Supplied records |

※

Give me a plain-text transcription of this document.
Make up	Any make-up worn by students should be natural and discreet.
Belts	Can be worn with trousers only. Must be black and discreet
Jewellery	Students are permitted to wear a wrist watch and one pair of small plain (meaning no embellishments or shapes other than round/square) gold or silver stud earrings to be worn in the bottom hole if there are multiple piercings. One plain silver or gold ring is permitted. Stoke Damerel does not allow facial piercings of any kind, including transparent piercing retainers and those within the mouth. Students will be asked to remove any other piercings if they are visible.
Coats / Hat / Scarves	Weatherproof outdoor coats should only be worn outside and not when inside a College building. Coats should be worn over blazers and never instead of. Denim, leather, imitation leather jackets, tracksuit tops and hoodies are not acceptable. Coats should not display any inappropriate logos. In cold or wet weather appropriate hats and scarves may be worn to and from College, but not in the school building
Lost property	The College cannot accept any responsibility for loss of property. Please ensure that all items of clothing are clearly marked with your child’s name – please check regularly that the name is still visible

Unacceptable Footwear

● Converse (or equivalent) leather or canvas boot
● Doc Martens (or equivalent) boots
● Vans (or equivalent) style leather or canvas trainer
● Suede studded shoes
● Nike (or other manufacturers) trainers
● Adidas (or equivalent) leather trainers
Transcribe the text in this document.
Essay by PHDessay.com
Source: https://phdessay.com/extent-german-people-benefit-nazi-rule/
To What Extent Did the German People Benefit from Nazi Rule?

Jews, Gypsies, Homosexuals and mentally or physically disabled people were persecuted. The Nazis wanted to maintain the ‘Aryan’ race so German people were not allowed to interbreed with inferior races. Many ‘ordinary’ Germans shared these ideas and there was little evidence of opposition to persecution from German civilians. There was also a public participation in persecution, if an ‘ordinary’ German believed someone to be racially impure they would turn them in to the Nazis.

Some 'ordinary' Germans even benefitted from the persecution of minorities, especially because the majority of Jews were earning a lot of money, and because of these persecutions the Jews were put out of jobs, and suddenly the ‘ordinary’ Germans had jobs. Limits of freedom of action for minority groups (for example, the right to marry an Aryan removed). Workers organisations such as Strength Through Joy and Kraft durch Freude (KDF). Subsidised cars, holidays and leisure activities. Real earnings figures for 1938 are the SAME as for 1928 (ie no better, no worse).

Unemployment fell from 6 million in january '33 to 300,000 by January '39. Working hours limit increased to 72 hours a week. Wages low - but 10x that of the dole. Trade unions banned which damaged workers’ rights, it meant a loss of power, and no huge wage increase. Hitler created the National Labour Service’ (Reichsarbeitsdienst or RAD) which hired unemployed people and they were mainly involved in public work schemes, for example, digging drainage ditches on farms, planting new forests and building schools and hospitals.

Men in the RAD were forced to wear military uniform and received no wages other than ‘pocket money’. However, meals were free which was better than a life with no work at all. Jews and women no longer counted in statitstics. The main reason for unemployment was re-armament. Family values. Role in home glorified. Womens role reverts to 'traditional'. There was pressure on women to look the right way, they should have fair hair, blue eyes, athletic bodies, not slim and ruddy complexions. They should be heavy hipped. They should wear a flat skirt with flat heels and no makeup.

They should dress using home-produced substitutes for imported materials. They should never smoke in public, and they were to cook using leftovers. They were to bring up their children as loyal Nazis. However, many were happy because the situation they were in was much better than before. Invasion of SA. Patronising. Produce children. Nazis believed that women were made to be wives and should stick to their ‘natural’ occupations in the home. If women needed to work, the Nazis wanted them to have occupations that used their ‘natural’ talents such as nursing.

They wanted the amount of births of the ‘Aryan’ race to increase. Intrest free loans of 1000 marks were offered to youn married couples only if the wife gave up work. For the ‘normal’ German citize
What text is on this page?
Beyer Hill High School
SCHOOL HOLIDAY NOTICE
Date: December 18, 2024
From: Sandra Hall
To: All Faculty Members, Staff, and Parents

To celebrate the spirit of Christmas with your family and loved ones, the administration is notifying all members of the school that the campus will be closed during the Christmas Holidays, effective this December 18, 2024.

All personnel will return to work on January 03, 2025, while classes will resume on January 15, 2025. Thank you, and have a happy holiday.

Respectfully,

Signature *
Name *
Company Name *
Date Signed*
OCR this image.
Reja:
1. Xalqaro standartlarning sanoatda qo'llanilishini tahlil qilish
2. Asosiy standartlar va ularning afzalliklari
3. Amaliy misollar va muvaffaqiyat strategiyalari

※

Instruction | Write the complete data out, exactly as above.

Exercise response |
Give me a plain-text transcription of this document.
Make up	Any make-up worn by students should be natural and discreet.
Belts	Can be worn with trousers only. Must be black and discreet
Jewellery	Students are permitted to wear a wrist watch and one pair of small plain (meaning no embellishments or shapes other than round/square) gold or silver stud earrings to be worn in the bottom hole if there are multiple piercings. One plain silver or gold ring is permitted. Stoke Damerel does not allow facial piercings of any kind, including transparent piercing retainers and those within the mouth. Students will be asked to remove any other piercings if they are visible.
Coats / Hat / Scarves	Weatherproof outdoor coats should only be worn outside and not when inside a College building. Coats should be worn over blazers and never instead of. Denim, leather, imitation leather jackets, tracksuit tops and hoodies are not acceptable. Coats should not display any inappropriate logos. In cold or wet weather appropriate hats and scarves may be worn to and from College, but not in the school building
Lost property	The College cannot accept any responsibility for loss of property. Please ensure that all items of clothing are clearly marked with your child’s name – please check regularly that the name is still visible

Unacceptable Footwear

● Converse (or equivalent) leather or canvas boot
● Doc Martens (or equivalent) boots
● Vans (or equivalent) style leather or canvas trainer
● Suede studded shoes
● Nike (or other manufacturers) trainers
● Adidas (or equivalent) leather trainers
Transcribe the text in this document.
Essay by PHDessay.com
Source: https://phdessay.com/extent-german-people-benefit-nazi-rule/
To What Extent Did the German People Benefit from Nazi Rule?

Jews, Gypsies, Homosexuals and mentally or physically disabled people were persecuted. The Nazis wanted to maintain the ‘Aryan’ race so German people were not allowed to interbreed with inferior races. Many ‘ordinary’ Germans shared these ideas and there was little evidence of opposition to persecution from German civilians. There was also a public participation in persecution, if an ‘ordinary’ German believed someone to be racially impure they would turn them in to the Nazis.

Some 'ordinary' Germans even benefitted from the persecution of minorities, especially because the majority of Jews were earning a lot of money, and because of these persecutions the Jews were put out of jobs, and suddenly the ‘ordinary’ Germans had jobs. Limits of freedom of action for minority groups (for example, the right to marry an Aryan removed). Workers organisations such as Strength Through Joy and Kraft durch Freude (KDF). Subsidised cars, holidays and leisure activities. Real earnings figures for 1938 are the SAME as for 1928 (ie no better, no worse).

Unemployment fell from 6 million in january '33 to 300,000 by January '39. Working hours limit increased to 72 hours a week. Wages low - but 10x that of the dole. Trade unions banned which damaged workers’ rights, it meant a loss of power, and no huge wage increase. Hitler created the National Labour Service’ (Reichsarbeitsdienst or RAD) which hired unemployed people and they were mainly involved in public work schemes, for example, digging drainage ditches on farms, planting new forests and building schools and hospitals.

Men in the RAD were forced to wear military uniform and received no wages other than ‘pocket money’. However, meals were free which was better than a life with no work at all. Jews and women no longer counted in statitstics. The main reason for unemployment was re-armament. Family values. Role in home glorified. Womens role reverts to 'traditional'. There was pressure on women to look the right way, they should have fair hair, blue eyes, athletic bodies, not slim and ruddy complexions. They should be heavy hipped. They should wear a flat skirt with flat heels and no makeup.

They should dress using home-produced substitutes for imported materials. They should never smoke in public, and they were to cook using leftovers. They were to bring up their children as loyal Nazis. However, many were happy because the situation they were in was much better than before. Invasion of SA. Patronising. Produce children. Nazis believed that women were made to be wives and should stick to their ‘natural’ occupations in the home. If women needed to work, the Nazis wanted them to have occupations that used their ‘natural’ talents such as nursing.

They wanted the amount of births of the ‘Aryan’ race to increase. Intrest free loans of 1000 marks were offered to youn married couples only if the wife gave up work. For the ‘normal’ German citize
What text is on this page?
Beyer Hill High School
SCHOOL HOLIDAY NOTICE
Date: December 18, 2024
From: Sandra Hall
To: All Faculty Members, Staff, and Parents

To celebrate the spirit of Christmas with your family and loved ones, the administration is notifying all members of the school that the campus will be closed during the Christmas Holidays, effective this December 18, 2024.

All personnel will return to work on January 03, 2025, while classes will resume on January 15, 2025. Thank you, and have a happy holiday.

Respectfully,

Signature *
Name *
Company Name *
Date Signed*
OCR this image.
Reja:
1. Xalqaro standartlarning sanoatda qo'llanilishini tahlil qilish
2. Asosiy standartlar va ularning afzalliklari
3. Amaliy misollar va muvaffaqiyat strategiyalari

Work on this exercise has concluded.